** The request **
In the material below, find all lines with the string "heading" and copy them.

========

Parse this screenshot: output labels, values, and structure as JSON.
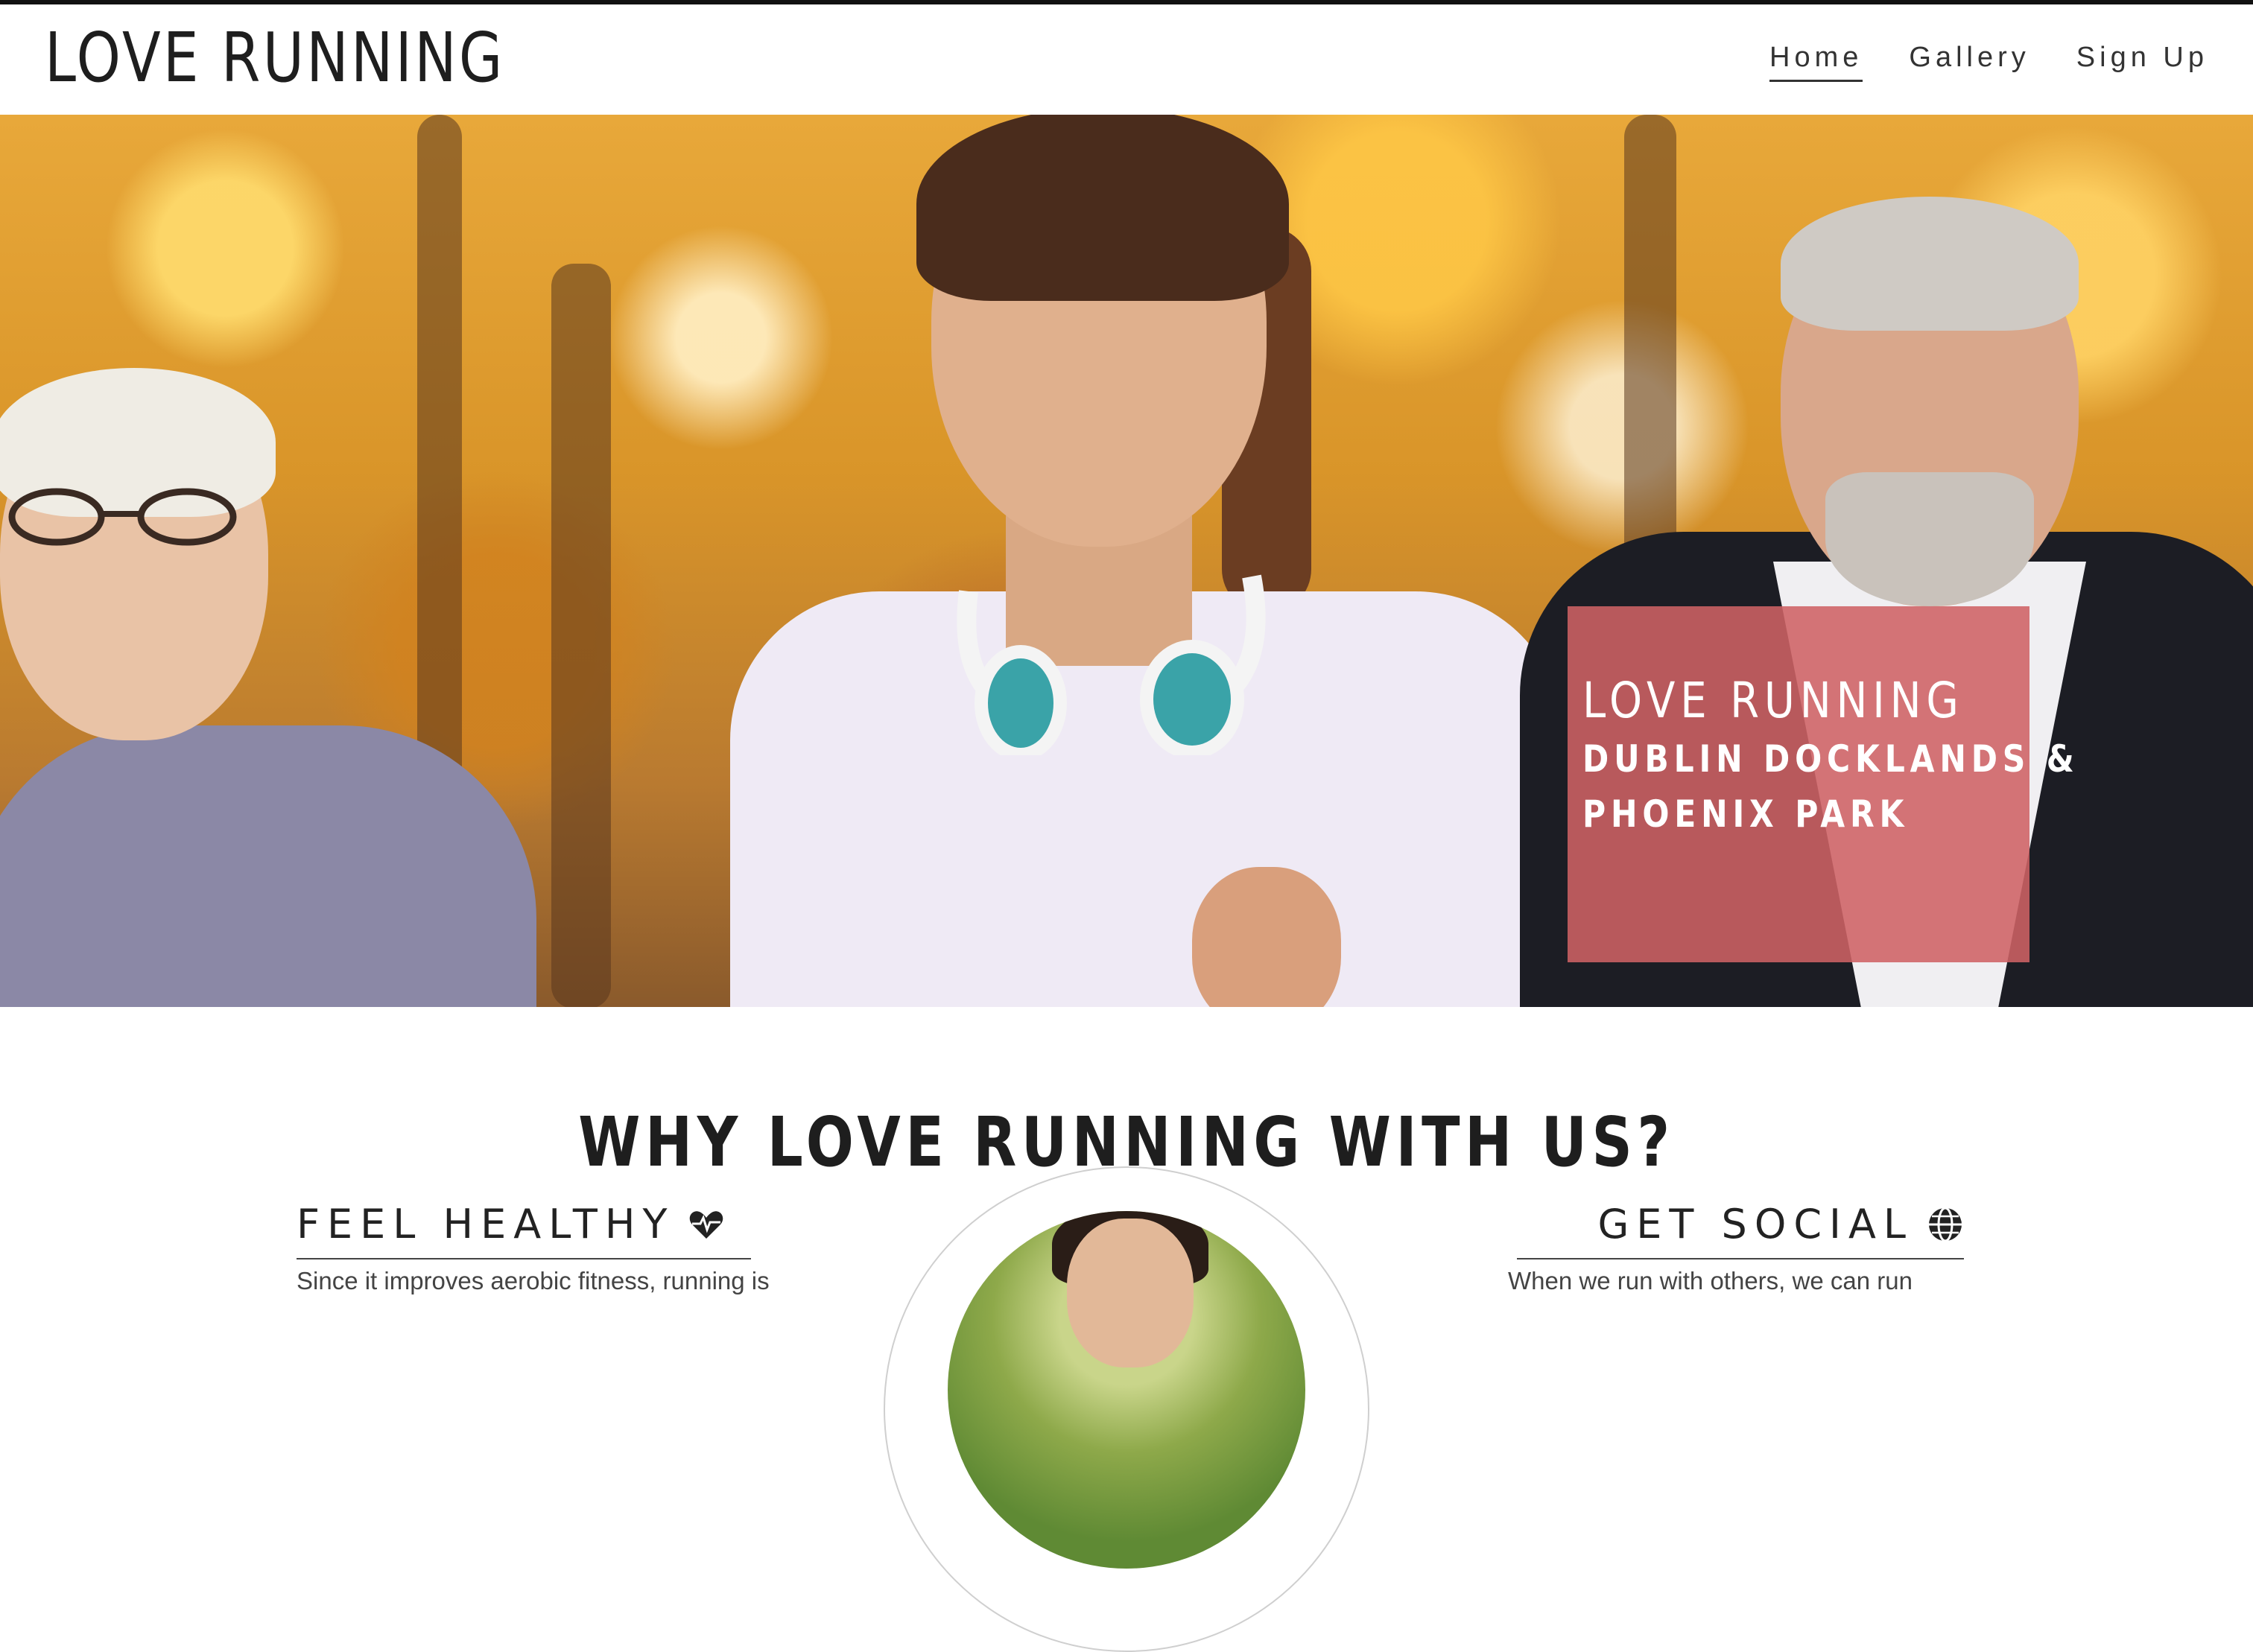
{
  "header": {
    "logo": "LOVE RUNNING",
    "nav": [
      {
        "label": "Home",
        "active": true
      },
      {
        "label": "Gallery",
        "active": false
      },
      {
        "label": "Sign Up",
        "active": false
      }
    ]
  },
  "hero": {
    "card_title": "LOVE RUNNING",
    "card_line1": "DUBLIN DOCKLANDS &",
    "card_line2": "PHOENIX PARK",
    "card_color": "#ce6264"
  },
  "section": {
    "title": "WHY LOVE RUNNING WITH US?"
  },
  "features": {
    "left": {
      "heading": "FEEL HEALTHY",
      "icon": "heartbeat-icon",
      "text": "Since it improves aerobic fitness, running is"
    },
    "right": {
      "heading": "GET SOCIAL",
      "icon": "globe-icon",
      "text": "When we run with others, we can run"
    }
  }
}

========

** Solution **
      "heading": "FEEL HEALTHY",
      "heading": "GET SOCIAL",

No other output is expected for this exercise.